### TASK GOAL
Output all of the data below exactly as given.

### DATA SHOWN
>> begin

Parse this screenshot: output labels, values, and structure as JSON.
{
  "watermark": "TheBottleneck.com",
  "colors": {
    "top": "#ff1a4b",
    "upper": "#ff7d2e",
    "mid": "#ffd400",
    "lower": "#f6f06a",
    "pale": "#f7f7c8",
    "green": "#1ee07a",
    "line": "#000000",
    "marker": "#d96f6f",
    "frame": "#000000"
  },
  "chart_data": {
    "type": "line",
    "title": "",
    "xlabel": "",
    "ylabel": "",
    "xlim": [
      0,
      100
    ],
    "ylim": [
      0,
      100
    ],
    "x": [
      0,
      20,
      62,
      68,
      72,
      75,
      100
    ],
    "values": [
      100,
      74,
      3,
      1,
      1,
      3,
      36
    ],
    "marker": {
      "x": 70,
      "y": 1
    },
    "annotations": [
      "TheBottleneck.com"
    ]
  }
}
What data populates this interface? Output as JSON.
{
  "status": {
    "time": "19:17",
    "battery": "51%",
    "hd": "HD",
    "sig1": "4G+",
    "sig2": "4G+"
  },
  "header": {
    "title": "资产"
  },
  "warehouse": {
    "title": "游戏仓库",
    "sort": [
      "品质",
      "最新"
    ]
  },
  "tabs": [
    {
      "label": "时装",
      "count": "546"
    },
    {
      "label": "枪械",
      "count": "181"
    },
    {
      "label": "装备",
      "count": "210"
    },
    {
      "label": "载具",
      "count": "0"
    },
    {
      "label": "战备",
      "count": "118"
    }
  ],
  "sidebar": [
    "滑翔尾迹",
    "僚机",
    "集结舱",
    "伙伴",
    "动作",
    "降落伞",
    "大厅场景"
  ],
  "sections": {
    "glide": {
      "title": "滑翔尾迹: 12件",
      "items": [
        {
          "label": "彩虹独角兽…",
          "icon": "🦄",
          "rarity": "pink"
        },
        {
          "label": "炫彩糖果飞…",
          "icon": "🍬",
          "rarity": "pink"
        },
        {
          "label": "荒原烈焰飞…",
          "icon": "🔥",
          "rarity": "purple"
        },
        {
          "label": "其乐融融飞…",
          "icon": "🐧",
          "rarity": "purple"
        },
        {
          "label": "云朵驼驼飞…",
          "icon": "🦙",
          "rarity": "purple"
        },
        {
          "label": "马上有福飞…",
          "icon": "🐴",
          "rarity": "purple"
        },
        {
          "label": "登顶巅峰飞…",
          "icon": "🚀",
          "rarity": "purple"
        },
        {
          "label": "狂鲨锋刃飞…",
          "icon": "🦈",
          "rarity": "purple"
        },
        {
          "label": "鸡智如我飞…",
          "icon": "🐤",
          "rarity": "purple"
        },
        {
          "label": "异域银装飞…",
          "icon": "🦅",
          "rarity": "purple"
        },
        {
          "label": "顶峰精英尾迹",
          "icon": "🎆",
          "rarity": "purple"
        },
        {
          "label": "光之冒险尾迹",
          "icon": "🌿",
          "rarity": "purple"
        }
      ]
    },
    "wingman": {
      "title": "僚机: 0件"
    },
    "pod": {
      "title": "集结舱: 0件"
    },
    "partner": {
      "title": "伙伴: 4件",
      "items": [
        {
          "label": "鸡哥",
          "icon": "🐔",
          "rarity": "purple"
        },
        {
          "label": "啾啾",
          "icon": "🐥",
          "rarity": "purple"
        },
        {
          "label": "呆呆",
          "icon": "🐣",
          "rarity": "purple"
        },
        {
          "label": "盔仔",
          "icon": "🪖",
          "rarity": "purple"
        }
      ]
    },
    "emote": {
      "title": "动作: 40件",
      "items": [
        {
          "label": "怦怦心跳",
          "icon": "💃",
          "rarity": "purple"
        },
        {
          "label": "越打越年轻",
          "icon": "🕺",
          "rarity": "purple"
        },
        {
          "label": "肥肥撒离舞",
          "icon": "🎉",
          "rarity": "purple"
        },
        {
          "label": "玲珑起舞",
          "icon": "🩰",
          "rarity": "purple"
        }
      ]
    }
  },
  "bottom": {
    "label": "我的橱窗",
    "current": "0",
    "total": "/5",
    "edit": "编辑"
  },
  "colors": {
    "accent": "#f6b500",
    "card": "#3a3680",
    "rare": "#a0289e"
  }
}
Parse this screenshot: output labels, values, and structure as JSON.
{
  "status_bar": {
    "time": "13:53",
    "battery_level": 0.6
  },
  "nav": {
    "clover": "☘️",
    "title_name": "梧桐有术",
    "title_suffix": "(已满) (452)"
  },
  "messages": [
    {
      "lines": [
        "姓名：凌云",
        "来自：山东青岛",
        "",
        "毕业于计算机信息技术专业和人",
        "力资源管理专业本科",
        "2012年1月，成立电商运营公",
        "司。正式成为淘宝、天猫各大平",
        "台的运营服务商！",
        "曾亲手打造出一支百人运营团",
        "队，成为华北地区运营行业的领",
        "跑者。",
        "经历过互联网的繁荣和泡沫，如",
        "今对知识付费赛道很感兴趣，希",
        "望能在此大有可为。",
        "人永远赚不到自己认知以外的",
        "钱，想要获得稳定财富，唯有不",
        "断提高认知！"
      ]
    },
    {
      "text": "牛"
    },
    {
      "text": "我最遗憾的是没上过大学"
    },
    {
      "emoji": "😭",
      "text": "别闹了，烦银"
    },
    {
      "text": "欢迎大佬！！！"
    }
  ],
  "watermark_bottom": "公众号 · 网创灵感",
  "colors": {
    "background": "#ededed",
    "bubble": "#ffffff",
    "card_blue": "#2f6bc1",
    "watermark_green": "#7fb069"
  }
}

>> end

### SOLUTION TO THIS PROBLEM
Parse this screenshot: output labels, values, and structure as JSON.
{
  "watermark": "TheBottleneck.com",
  "colors": {
    "top": "#ff1a4b",
    "upper": "#ff7d2e",
    "mid": "#ffd400",
    "lower": "#f6f06a",
    "pale": "#f7f7c8",
    "green": "#1ee07a",
    "line": "#000000",
    "marker": "#d96f6f",
    "frame": "#000000"
  },
  "chart_data": {
    "type": "line",
    "title": "",
    "xlabel": "",
    "ylabel": "",
    "xlim": [
      0,
      100
    ],
    "ylim": [
      0,
      100
    ],
    "x": [
      0,
      20,
      62,
      68,
      72,
      75,
      100
    ],
    "values": [
      100,
      74,
      3,
      1,
      1,
      3,
      36
    ],
    "marker": {
      "x": 70,
      "y": 1
    },
    "annotations": [
      "TheBottleneck.com"
    ]
  }
}
What data populates this interface? Output as JSON.
{
  "status": {
    "time": "19:17",
    "battery": "51%",
    "hd": "HD",
    "sig1": "4G+",
    "sig2": "4G+"
  },
  "header": {
    "title": "资产"
  },
  "warehouse": {
    "title": "游戏仓库",
    "sort": [
      "品质",
      "最新"
    ]
  },
  "tabs": [
    {
      "label": "时装",
      "count": "546"
    },
    {
      "label": "枪械",
      "count": "181"
    },
    {
      "label": "装备",
      "count": "210"
    },
    {
      "label": "载具",
      "count": "0"
    },
    {
      "label": "战备",
      "count": "118"
    }
  ],
  "sidebar": [
    "滑翔尾迹",
    "僚机",
    "集结舱",
    "伙伴",
    "动作",
    "降落伞",
    "大厅场景"
  ],
  "sections": {
    "glide": {
      "title": "滑翔尾迹: 12件",
      "items": [
        {
          "label": "彩虹独角兽…",
          "icon": "🦄",
          "rarity": "pink"
        },
        {
          "label": "炫彩糖果飞…",
          "icon": "🍬",
          "rarity": "pink"
        },
        {
          "label": "荒原烈焰飞…",
          "icon": "🔥",
          "rarity": "purple"
        },
        {
          "label": "其乐融融飞…",
          "icon": "🐧",
          "rarity": "purple"
        },
        {
          "label": "云朵驼驼飞…",
          "icon": "🦙",
          "rarity": "purple"
        },
        {
          "label": "马上有福飞…",
          "icon": "🐴",
          "rarity": "purple"
        },
        {
          "label": "登顶巅峰飞…",
          "icon": "🚀",
          "rarity": "purple"
        },
        {
          "label": "狂鲨锋刃飞…",
          "icon": "🦈",
          "rarity": "purple"
        },
        {
          "label": "鸡智如我飞…",
          "icon": "🐤",
          "rarity": "purple"
        },
        {
          "label": "异域银装飞…",
          "icon": "🦅",
          "rarity": "purple"
        },
        {
          "label": "顶峰精英尾迹",
          "icon": "🎆",
          "rarity": "purple"
        },
        {
          "label": "光之冒险尾迹",
          "icon": "🌿",
          "rarity": "purple"
        }
      ]
    },
    "wingman": {
      "title": "僚机: 0件"
    },
    "pod": {
      "title": "集结舱: 0件"
    },
    "partner": {
      "title": "伙伴: 4件",
      "items": [
        {
          "label": "鸡哥",
          "icon": "🐔",
          "rarity": "purple"
        },
        {
          "label": "啾啾",
          "icon": "🐥",
          "rarity": "purple"
        },
        {
          "label": "呆呆",
          "icon": "🐣",
          "rarity": "purple"
        },
        {
          "label": "盔仔",
          "icon": "🪖",
          "rarity": "purple"
        }
      ]
    },
    "emote": {
      "title": "动作: 40件",
      "items": [
        {
          "label": "怦怦心跳",
          "icon": "💃",
          "rarity": "purple"
        },
        {
          "label": "越打越年轻",
          "icon": "🕺",
          "rarity": "purple"
        },
        {
          "label": "肥肥撒离舞",
          "icon": "🎉",
          "rarity": "purple"
        },
        {
          "label": "玲珑起舞",
          "icon": "🩰",
          "rarity": "purple"
        }
      ]
    }
  },
  "bottom": {
    "label": "我的橱窗",
    "current": "0",
    "total": "/5",
    "edit": "编辑"
  },
  "colors": {
    "accent": "#f6b500",
    "card": "#3a3680",
    "rare": "#a0289e"
  }
}
Parse this screenshot: output labels, values, and structure as JSON.
{
  "status_bar": {
    "time": "13:53",
    "battery_level": 0.6
  },
  "nav": {
    "clover": "☘️",
    "title_name": "梧桐有术",
    "title_suffix": "(已满) (452)"
  },
  "messages": [
    {
      "lines": [
        "姓名：凌云",
        "来自：山东青岛",
        "",
        "毕业于计算机信息技术专业和人",
        "力资源管理专业本科",
        "2012年1月，成立电商运营公",
        "司。正式成为淘宝、天猫各大平",
        "台的运营服务商！",
        "曾亲手打造出一支百人运营团",
        "队，成为华北地区运营行业的领",
        "跑者。",
        "经历过互联网的繁荣和泡沫，如",
        "今对知识付费赛道很感兴趣，希",
        "望能在此大有可为。",
        "人永远赚不到自己认知以外的",
        "钱，想要获得稳定财富，唯有不",
        "断提高认知！"
      ]
    },
    {
      "text": "牛"
    },
    {
      "text": "我最遗憾的是没上过大学"
    },
    {
      "emoji": "😭",
      "text": "别闹了，烦银"
    },
    {
      "text": "欢迎大佬！！！"
    }
  ],
  "watermark_bottom": "公众号 · 网创灵感",
  "colors": {
    "background": "#ededed",
    "bubble": "#ffffff",
    "card_blue": "#2f6bc1",
    "watermark_green": "#7fb069"
  }
}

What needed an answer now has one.